- Task objective
From the entries below, gather each line containing the word "Количество".

- Data

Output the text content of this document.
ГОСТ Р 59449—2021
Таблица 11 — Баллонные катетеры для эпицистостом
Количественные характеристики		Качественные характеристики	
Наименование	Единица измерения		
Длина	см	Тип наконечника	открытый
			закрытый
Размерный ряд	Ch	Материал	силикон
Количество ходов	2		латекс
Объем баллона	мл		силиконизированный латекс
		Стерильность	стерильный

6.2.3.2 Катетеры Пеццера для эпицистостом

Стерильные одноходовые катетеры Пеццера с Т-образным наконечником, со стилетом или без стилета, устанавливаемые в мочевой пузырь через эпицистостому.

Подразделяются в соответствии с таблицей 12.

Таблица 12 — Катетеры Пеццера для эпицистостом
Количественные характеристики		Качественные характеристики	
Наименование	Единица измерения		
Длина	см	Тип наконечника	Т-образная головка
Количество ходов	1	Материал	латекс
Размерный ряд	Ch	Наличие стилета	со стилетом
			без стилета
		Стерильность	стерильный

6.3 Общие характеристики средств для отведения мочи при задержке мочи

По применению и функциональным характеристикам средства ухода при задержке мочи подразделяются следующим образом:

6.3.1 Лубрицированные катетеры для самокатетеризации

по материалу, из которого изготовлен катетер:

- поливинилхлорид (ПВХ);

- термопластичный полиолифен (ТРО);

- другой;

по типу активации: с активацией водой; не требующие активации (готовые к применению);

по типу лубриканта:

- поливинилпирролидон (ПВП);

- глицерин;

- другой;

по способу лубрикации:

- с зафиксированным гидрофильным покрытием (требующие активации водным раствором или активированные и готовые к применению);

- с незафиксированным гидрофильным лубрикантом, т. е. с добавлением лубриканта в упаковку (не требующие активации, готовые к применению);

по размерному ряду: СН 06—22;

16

- Exercise response
Количество ходов	2		латекс
Количество ходов	1	Материал	латекс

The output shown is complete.